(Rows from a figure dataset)

^^^^^^^^

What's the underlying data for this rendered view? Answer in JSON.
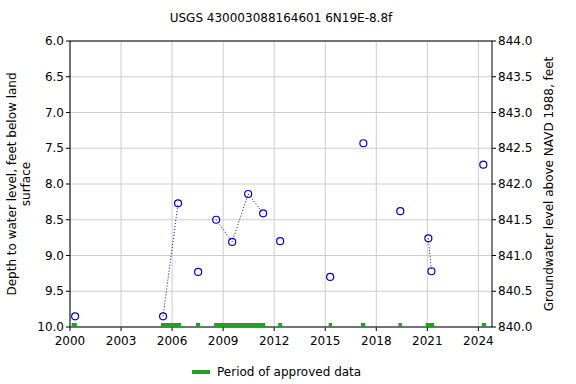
{
  "chart_data": {
    "type": "scatter",
    "title": "USGS 430003088164601 6N19E-8.8f",
    "y_label": "Depth to water level, feet below land surface",
    "y2_label": "Groundwater level above NAVD 1988, feet",
    "x": [
      2000.3,
      2002.9,
      2005.47,
      2006.35,
      2006.9,
      2007.53,
      2008.1,
      2008.59,
      2009.53,
      2010.47,
      2011.35,
      2011.8,
      2012.35,
      2013.8,
      2015.29,
      2016.3,
      2017.24,
      2018.3,
      2019.41,
      2020.2,
      2021.06,
      2021.24,
      2022.8,
      2024.29
    ],
    "series": [
      {
        "color": "#0000cc",
        "marker": "circle",
        "line_style": "dotted",
        "values": [
          9.85,
          null,
          9.85,
          8.27,
          null,
          9.23,
          null,
          8.5,
          8.81,
          8.14,
          8.41,
          null,
          8.8,
          null,
          9.3,
          null,
          7.43,
          null,
          8.38,
          null,
          8.76,
          9.22,
          null,
          7.73
        ]
      }
    ],
    "approved": {
      "name": "Period of approved data",
      "color": "#22a022",
      "periods": [
        [
          2000.1,
          2000.4
        ],
        [
          2005.35,
          2006.53
        ],
        [
          2007.4,
          2007.65
        ],
        [
          2008.47,
          2011.47
        ],
        [
          2012.24,
          2012.47
        ],
        [
          2015.2,
          2015.4
        ],
        [
          2017.1,
          2017.35
        ],
        [
          2019.3,
          2019.5
        ],
        [
          2020.9,
          2021.4
        ],
        [
          2024.2,
          2024.45
        ]
      ]
    },
    "xlim": [
      2000,
      2024.8
    ],
    "xticks": [
      2000,
      2003,
      2006,
      2009,
      2012,
      2015,
      2018,
      2021,
      2024
    ],
    "ylim": [
      10.0,
      6.0
    ],
    "yticks": [
      {
        "value": 6,
        "label": "6.0"
      },
      {
        "value": 6.5,
        "label": "6.5"
      },
      {
        "value": 7,
        "label": "7.0"
      },
      {
        "value": 7.5,
        "label": "7.5"
      },
      {
        "value": 8,
        "label": "8.0"
      },
      {
        "value": 8.5,
        "label": "8.5"
      },
      {
        "value": 9,
        "label": "9.0"
      },
      {
        "value": 9.5,
        "label": "9.5"
      },
      {
        "value": 10,
        "label": "10.0"
      }
    ],
    "y2lim": [
      840.0,
      844.0
    ],
    "y2ticks": [
      {
        "value": 844,
        "label": "844.0"
      },
      {
        "value": 843.5,
        "label": "843.5"
      },
      {
        "value": 843,
        "label": "843.0"
      },
      {
        "value": 842.5,
        "label": "842.5"
      },
      {
        "value": 842,
        "label": "842.0"
      },
      {
        "value": 841.5,
        "label": "841.5"
      },
      {
        "value": 841,
        "label": "841.0"
      },
      {
        "value": 840.5,
        "label": "840.5"
      },
      {
        "value": 840,
        "label": "840.0"
      }
    ],
    "grid": true,
    "legend": "bottom"
  }
}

^^^^^^^^

Work out the count of lines containing the word "feet", then write only that count.

Exercise answer >> 2